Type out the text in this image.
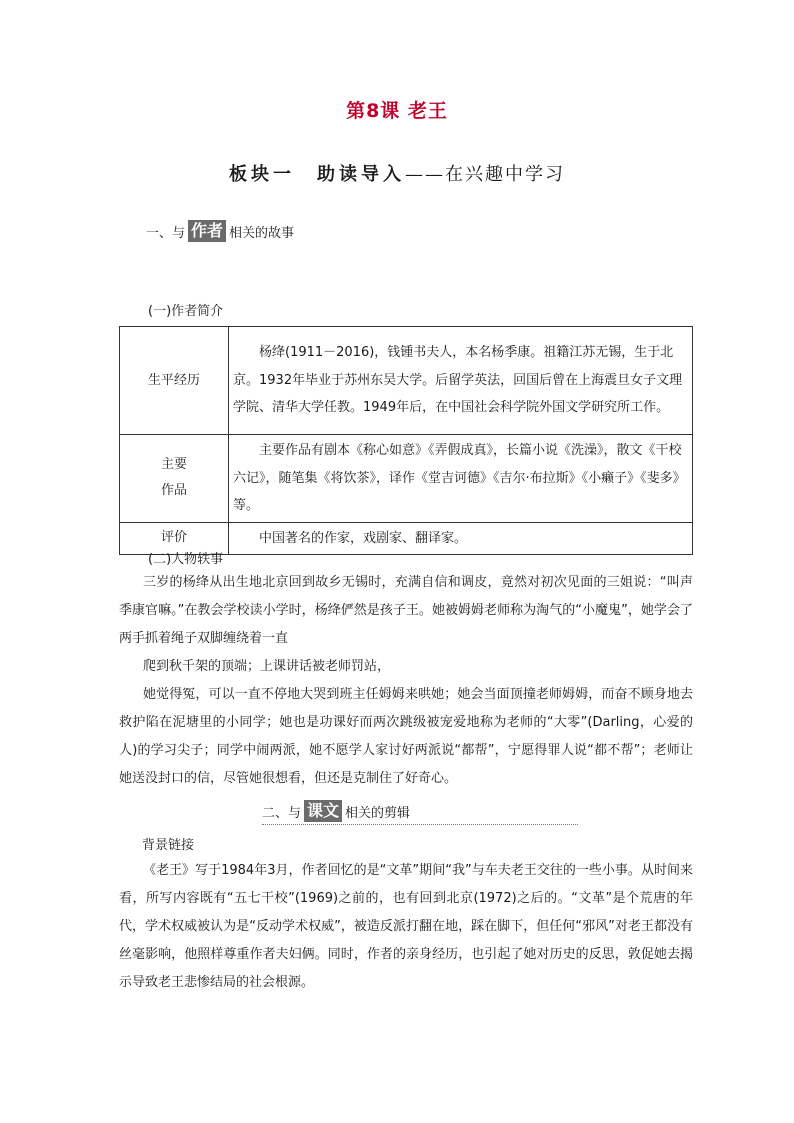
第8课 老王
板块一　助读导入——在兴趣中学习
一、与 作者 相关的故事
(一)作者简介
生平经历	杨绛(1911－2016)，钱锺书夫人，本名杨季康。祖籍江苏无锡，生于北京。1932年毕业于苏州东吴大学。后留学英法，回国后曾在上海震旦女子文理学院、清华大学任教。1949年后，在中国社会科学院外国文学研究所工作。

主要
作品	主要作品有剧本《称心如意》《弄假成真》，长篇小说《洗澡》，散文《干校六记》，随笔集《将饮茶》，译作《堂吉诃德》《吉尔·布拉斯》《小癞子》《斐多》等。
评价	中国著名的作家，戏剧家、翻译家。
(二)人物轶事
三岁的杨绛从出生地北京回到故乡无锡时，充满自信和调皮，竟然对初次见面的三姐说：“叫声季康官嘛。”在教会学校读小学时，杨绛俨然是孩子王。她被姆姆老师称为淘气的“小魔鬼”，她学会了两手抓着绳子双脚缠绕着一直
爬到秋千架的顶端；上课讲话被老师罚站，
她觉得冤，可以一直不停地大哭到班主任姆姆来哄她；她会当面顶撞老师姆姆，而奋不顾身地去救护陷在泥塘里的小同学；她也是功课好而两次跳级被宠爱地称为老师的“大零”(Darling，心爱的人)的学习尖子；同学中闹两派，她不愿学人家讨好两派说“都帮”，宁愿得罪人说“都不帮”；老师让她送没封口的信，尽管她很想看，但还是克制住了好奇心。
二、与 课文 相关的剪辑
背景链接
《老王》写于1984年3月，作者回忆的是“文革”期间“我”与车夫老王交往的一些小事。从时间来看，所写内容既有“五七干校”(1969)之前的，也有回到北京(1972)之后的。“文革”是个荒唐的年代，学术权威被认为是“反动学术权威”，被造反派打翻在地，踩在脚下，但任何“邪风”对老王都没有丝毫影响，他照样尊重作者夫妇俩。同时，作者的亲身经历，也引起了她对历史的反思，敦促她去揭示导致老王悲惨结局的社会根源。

================================

TASK INSTRUCTIONS:
All entries must be written out again exactly as given, with no pictures in the copy.

TASK OUTPUT:
Type out the text in this image.
第8课 老王
板块一　助读导入——在兴趣中学习
一、与 作者 相关的故事
(一)作者简介
生平经历	杨绛(1911－2016)，钱锺书夫人，本名杨季康。祖籍江苏无锡，生于北京。1932年毕业于苏州东吴大学。后留学英法，回国后曾在上海震旦女子文理学院、清华大学任教。1949年后，在中国社会科学院外国文学研究所工作。

主要
作品	主要作品有剧本《称心如意》《弄假成真》，长篇小说《洗澡》，散文《干校六记》，随笔集《将饮茶》，译作《堂吉诃德》《吉尔·布拉斯》《小癞子》《斐多》等。
评价	中国著名的作家，戏剧家、翻译家。
(二)人物轶事
三岁的杨绛从出生地北京回到故乡无锡时，充满自信和调皮，竟然对初次见面的三姐说：“叫声季康官嘛。”在教会学校读小学时，杨绛俨然是孩子王。她被姆姆老师称为淘气的“小魔鬼”，她学会了两手抓着绳子双脚缠绕着一直
爬到秋千架的顶端；上课讲话被老师罚站，
她觉得冤，可以一直不停地大哭到班主任姆姆来哄她；她会当面顶撞老师姆姆，而奋不顾身地去救护陷在泥塘里的小同学；她也是功课好而两次跳级被宠爱地称为老师的“大零”(Darling，心爱的人)的学习尖子；同学中闹两派，她不愿学人家讨好两派说“都帮”，宁愿得罪人说“都不帮”；老师让她送没封口的信，尽管她很想看，但还是克制住了好奇心。
二、与 课文 相关的剪辑
背景链接
《老王》写于1984年3月，作者回忆的是“文革”期间“我”与车夫老王交往的一些小事。从时间来看，所写内容既有“五七干校”(1969)之前的，也有回到北京(1972)之后的。“文革”是个荒唐的年代，学术权威被认为是“反动学术权威”，被造反派打翻在地，踩在脚下，但任何“邪风”对老王都没有丝毫影响，他照样尊重作者夫妇俩。同时，作者的亲身经历，也引起了她对历史的反思，敦促她去揭示导致老王悲惨结局的社会根源。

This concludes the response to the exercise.